WHAT YOU SHOULD DO: Give the material again in full, matching it exactly.

DATA SHOWN:
------------
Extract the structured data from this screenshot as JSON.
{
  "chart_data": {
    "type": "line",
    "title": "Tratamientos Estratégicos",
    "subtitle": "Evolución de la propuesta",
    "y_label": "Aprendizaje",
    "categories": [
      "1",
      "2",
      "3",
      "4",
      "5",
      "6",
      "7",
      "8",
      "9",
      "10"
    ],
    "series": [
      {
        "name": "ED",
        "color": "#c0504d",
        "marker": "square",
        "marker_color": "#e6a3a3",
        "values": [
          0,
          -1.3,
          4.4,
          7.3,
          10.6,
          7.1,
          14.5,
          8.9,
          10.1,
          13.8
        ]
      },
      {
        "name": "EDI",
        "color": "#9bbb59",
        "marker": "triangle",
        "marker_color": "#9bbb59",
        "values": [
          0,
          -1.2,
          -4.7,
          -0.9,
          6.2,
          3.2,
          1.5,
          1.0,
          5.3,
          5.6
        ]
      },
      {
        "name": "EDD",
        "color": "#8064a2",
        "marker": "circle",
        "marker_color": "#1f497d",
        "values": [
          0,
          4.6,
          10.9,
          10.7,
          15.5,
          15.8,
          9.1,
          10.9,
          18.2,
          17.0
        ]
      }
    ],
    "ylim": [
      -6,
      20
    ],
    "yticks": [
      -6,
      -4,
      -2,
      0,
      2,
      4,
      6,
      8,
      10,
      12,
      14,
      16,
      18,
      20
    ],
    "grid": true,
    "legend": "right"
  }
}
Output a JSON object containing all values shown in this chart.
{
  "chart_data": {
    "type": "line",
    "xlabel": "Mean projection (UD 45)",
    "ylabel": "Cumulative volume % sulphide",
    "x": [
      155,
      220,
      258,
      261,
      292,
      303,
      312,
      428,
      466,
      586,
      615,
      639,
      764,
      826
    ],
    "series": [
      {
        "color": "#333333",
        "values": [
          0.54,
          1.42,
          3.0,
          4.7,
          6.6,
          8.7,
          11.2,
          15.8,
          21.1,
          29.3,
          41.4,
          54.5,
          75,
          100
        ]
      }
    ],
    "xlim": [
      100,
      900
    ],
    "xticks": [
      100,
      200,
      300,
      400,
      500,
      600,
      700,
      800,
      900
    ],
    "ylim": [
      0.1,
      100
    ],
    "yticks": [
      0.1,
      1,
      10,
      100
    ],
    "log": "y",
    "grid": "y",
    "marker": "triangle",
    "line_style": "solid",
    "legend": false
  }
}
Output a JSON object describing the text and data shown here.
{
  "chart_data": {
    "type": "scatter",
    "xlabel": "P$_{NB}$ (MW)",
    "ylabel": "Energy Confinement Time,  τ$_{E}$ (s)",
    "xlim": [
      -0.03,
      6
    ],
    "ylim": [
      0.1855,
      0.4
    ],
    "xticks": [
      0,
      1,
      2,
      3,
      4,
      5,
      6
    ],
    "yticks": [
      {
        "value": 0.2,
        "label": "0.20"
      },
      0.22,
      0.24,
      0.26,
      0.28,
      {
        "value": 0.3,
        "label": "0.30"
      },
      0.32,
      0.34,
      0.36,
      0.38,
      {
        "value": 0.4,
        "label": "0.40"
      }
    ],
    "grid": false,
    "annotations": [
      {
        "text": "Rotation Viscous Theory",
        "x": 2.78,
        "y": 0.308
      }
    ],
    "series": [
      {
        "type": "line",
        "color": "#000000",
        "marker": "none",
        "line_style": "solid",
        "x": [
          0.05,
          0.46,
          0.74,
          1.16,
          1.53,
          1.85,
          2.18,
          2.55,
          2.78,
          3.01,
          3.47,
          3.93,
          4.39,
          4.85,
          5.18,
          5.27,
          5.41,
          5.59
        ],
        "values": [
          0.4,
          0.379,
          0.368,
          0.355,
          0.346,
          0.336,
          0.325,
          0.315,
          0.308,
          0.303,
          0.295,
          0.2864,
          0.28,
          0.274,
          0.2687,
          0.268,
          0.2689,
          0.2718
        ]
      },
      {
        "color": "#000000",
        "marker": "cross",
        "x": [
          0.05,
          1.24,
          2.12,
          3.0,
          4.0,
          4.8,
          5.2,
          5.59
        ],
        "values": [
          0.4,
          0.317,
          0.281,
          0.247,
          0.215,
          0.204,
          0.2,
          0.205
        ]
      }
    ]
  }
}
------------
SOLUTION TO THIS TASK:
Extract the structured data from this screenshot as JSON.
{
  "chart_data": {
    "type": "line",
    "title": "Tratamientos Estratégicos",
    "subtitle": "Evolución de la propuesta",
    "y_label": "Aprendizaje",
    "categories": [
      "1",
      "2",
      "3",
      "4",
      "5",
      "6",
      "7",
      "8",
      "9",
      "10"
    ],
    "series": [
      {
        "name": "ED",
        "color": "#c0504d",
        "marker": "square",
        "marker_color": "#e6a3a3",
        "values": [
          0,
          -1.3,
          4.4,
          7.3,
          10.6,
          7.1,
          14.5,
          8.9,
          10.1,
          13.8
        ]
      },
      {
        "name": "EDI",
        "color": "#9bbb59",
        "marker": "triangle",
        "marker_color": "#9bbb59",
        "values": [
          0,
          -1.2,
          -4.7,
          -0.9,
          6.2,
          3.2,
          1.5,
          1.0,
          5.3,
          5.6
        ]
      },
      {
        "name": "EDD",
        "color": "#8064a2",
        "marker": "circle",
        "marker_color": "#1f497d",
        "values": [
          0,
          4.6,
          10.9,
          10.7,
          15.5,
          15.8,
          9.1,
          10.9,
          18.2,
          17.0
        ]
      }
    ],
    "ylim": [
      -6,
      20
    ],
    "yticks": [
      -6,
      -4,
      -2,
      0,
      2,
      4,
      6,
      8,
      10,
      12,
      14,
      16,
      18,
      20
    ],
    "grid": true,
    "legend": "right"
  }
}
Output a JSON object containing all values shown in this chart.
{
  "chart_data": {
    "type": "line",
    "xlabel": "Mean projection (UD 45)",
    "ylabel": "Cumulative volume % sulphide",
    "x": [
      155,
      220,
      258,
      261,
      292,
      303,
      312,
      428,
      466,
      586,
      615,
      639,
      764,
      826
    ],
    "series": [
      {
        "color": "#333333",
        "values": [
          0.54,
          1.42,
          3.0,
          4.7,
          6.6,
          8.7,
          11.2,
          15.8,
          21.1,
          29.3,
          41.4,
          54.5,
          75,
          100
        ]
      }
    ],
    "xlim": [
      100,
      900
    ],
    "xticks": [
      100,
      200,
      300,
      400,
      500,
      600,
      700,
      800,
      900
    ],
    "ylim": [
      0.1,
      100
    ],
    "yticks": [
      0.1,
      1,
      10,
      100
    ],
    "log": "y",
    "grid": "y",
    "marker": "triangle",
    "line_style": "solid",
    "legend": false
  }
}
Output a JSON object describing the text and data shown here.
{
  "chart_data": {
    "type": "scatter",
    "xlabel": "P$_{NB}$ (MW)",
    "ylabel": "Energy Confinement Time,  τ$_{E}$ (s)",
    "xlim": [
      -0.03,
      6
    ],
    "ylim": [
      0.1855,
      0.4
    ],
    "xticks": [
      0,
      1,
      2,
      3,
      4,
      5,
      6
    ],
    "yticks": [
      {
        "value": 0.2,
        "label": "0.20"
      },
      0.22,
      0.24,
      0.26,
      0.28,
      {
        "value": 0.3,
        "label": "0.30"
      },
      0.32,
      0.34,
      0.36,
      0.38,
      {
        "value": 0.4,
        "label": "0.40"
      }
    ],
    "grid": false,
    "annotations": [
      {
        "text": "Rotation Viscous Theory",
        "x": 2.78,
        "y": 0.308
      }
    ],
    "series": [
      {
        "type": "line",
        "color": "#000000",
        "marker": "none",
        "line_style": "solid",
        "x": [
          0.05,
          0.46,
          0.74,
          1.16,
          1.53,
          1.85,
          2.18,
          2.55,
          2.78,
          3.01,
          3.47,
          3.93,
          4.39,
          4.85,
          5.18,
          5.27,
          5.41,
          5.59
        ],
        "values": [
          0.4,
          0.379,
          0.368,
          0.355,
          0.346,
          0.336,
          0.325,
          0.315,
          0.308,
          0.303,
          0.295,
          0.2864,
          0.28,
          0.274,
          0.2687,
          0.268,
          0.2689,
          0.2718
        ]
      },
      {
        "color": "#000000",
        "marker": "cross",
        "x": [
          0.05,
          1.24,
          2.12,
          3.0,
          4.0,
          4.8,
          5.2,
          5.59
        ],
        "values": [
          0.4,
          0.317,
          0.281,
          0.247,
          0.215,
          0.204,
          0.2,
          0.205
        ]
      }
    ]
  }
}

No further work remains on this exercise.